The response must restate all of the data word for word.

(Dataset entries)
=====
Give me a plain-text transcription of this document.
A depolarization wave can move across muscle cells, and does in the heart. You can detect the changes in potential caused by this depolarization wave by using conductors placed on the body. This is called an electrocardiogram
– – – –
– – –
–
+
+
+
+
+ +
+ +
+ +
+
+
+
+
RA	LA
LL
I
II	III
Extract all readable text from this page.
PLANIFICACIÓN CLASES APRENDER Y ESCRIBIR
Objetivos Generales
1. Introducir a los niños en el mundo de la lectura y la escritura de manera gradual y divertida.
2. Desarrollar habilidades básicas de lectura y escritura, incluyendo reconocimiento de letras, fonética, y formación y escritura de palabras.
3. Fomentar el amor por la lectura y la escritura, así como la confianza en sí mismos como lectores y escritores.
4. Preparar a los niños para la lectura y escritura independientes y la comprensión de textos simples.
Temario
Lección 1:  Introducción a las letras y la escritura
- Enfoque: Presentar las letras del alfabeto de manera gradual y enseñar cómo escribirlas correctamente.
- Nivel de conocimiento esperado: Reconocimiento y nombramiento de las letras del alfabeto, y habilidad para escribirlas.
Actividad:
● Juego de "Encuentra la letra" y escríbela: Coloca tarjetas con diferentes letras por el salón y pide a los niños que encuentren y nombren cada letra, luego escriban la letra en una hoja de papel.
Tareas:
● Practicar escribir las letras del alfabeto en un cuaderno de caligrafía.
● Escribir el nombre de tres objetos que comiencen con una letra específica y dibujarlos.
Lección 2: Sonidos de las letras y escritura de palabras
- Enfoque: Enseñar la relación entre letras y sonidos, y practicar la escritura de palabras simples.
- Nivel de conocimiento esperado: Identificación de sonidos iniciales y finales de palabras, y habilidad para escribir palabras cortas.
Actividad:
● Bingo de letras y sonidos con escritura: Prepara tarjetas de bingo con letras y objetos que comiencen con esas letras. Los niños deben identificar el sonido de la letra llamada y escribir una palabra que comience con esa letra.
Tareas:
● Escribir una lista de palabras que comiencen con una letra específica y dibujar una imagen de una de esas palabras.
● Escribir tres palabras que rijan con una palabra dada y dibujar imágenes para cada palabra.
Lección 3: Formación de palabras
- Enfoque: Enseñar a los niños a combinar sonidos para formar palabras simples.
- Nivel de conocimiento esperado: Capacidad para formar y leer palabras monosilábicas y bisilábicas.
=====
Response ▸
Give me a plain-text transcription of this document.
A depolarization wave can move across muscle cells, and does in the heart. You can detect the changes in potential caused by this depolarization wave by using conductors placed on the body. This is called an electrocardiogram
– – – –
– – –
–
+
+
+
+
+ +
+ +
+ +
+
+
+
+
RA	LA
LL
I
II	III
Extract all readable text from this page.
PLANIFICACIÓN CLASES APRENDER Y ESCRIBIR
Objetivos Generales
1. Introducir a los niños en el mundo de la lectura y la escritura de manera gradual y divertida.
2. Desarrollar habilidades básicas de lectura y escritura, incluyendo reconocimiento de letras, fonética, y formación y escritura de palabras.
3. Fomentar el amor por la lectura y la escritura, así como la confianza en sí mismos como lectores y escritores.
4. Preparar a los niños para la lectura y escritura independientes y la comprensión de textos simples.
Temario
Lección 1:  Introducción a las letras y la escritura
- Enfoque: Presentar las letras del alfabeto de manera gradual y enseñar cómo escribirlas correctamente.
- Nivel de conocimiento esperado: Reconocimiento y nombramiento de las letras del alfabeto, y habilidad para escribirlas.
Actividad:
● Juego de "Encuentra la letra" y escríbela: Coloca tarjetas con diferentes letras por el salón y pide a los niños que encuentren y nombren cada letra, luego escriban la letra en una hoja de papel.
Tareas:
● Practicar escribir las letras del alfabeto en un cuaderno de caligrafía.
● Escribir el nombre de tres objetos que comiencen con una letra específica y dibujarlos.
Lección 2: Sonidos de las letras y escritura de palabras
- Enfoque: Enseñar la relación entre letras y sonidos, y practicar la escritura de palabras simples.
- Nivel de conocimiento esperado: Identificación de sonidos iniciales y finales de palabras, y habilidad para escribir palabras cortas.
Actividad:
● Bingo de letras y sonidos con escritura: Prepara tarjetas de bingo con letras y objetos que comiencen con esas letras. Los niños deben identificar el sonido de la letra llamada y escribir una palabra que comience con esa letra.
Tareas:
● Escribir una lista de palabras que comiencen con una letra específica y dibujar una imagen de una de esas palabras.
● Escribir tres palabras que rijan con una palabra dada y dibujar imágenes para cada palabra.
Lección 3: Formación de palabras
- Enfoque: Enseñar a los niños a combinar sonidos para formar palabras simples.
- Nivel de conocimiento esperado: Capacidad para formar y leer palabras monosilábicas y bisilábicas.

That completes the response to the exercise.